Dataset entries
----------
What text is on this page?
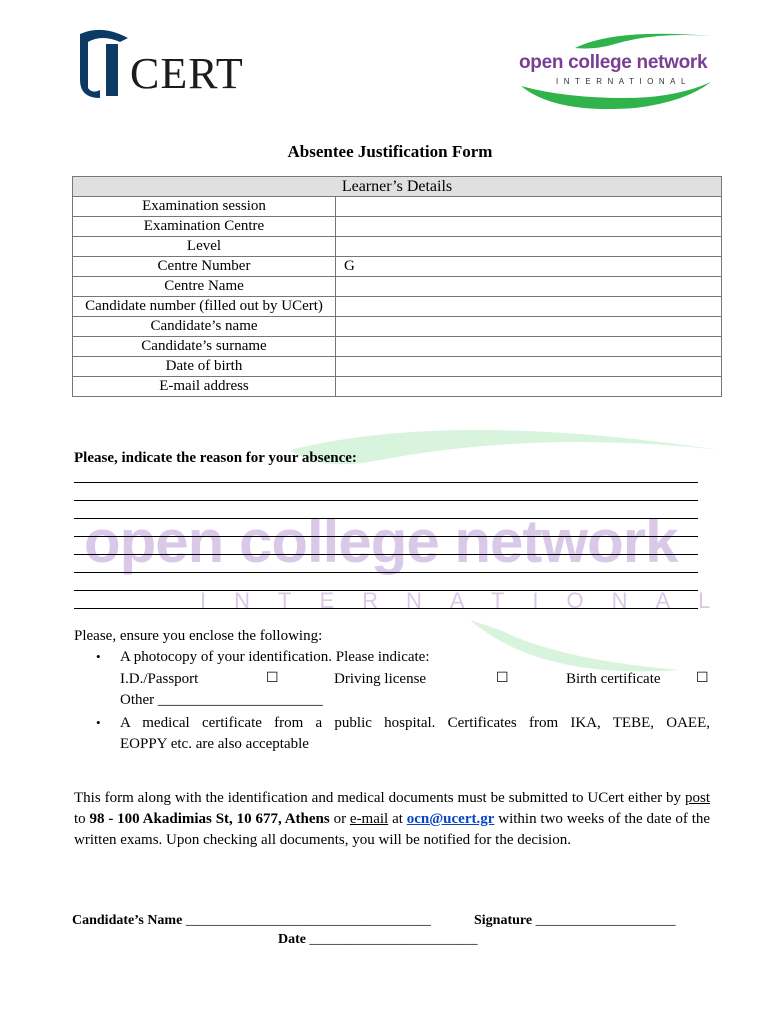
CERT	open college network
INTERNATIONAL
open college network
INTERNATIONAL
Absentee Justification Form
Learner’s Details	
Examination session	
Examination Centre	
Level	
Centre Number	G
Centre Name	
Candidate number (filled out by UCert)	
Candidate’s name	
Candidate’s surname	
Date of birth	
E-mail address	
Please, indicate the reason for your absence:
Please, ensure you enclose the following:
• A photocopy of your identification. Please indicate:
I.D./Passport	☐	Driving license	☐	Birth certificate	☐
Other ______________________
• A medical certificate from a public hospital. Certificates from IKA, TEBE, OAEE,
EOPPY etc. are also acceptable
This form along with the identification and medical documents must be submitted to UCert either by post to 98 - 100 Akadimias St, 10 677, Athens or e-mail at ocn@ucert.gr within two weeks of the date of the written exams. Upon checking all documents, you will be notified for the decision.
Candidate’s Name ___________________________________	Signature ____________________
Date ________________________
----------
Leave the images out, please, and restate each line word for word.

What text is on this page?
CERT	open college network
INTERNATIONAL
open college network
INTERNATIONAL
Absentee Justification Form
Learner’s Details	
Examination session	
Examination Centre	
Level	
Centre Number	G
Centre Name	
Candidate number (filled out by UCert)	
Candidate’s name	
Candidate’s surname	
Date of birth	
E-mail address	
Please, indicate the reason for your absence:
Please, ensure you enclose the following:
• A photocopy of your identification. Please indicate:
I.D./Passport	☐	Driving license	☐	Birth certificate	☐
Other ______________________
• A medical certificate from a public hospital. Certificates from IKA, TEBE, OAEE,
EOPPY etc. are also acceptable
This form along with the identification and medical documents must be submitted to UCert either by post to 98 - 100 Akadimias St, 10 677, Athens or e-mail at ocn@ucert.gr within two weeks of the date of the written exams. Upon checking all documents, you will be notified for the decision.
Candidate’s Name ___________________________________	Signature ____________________
Date ________________________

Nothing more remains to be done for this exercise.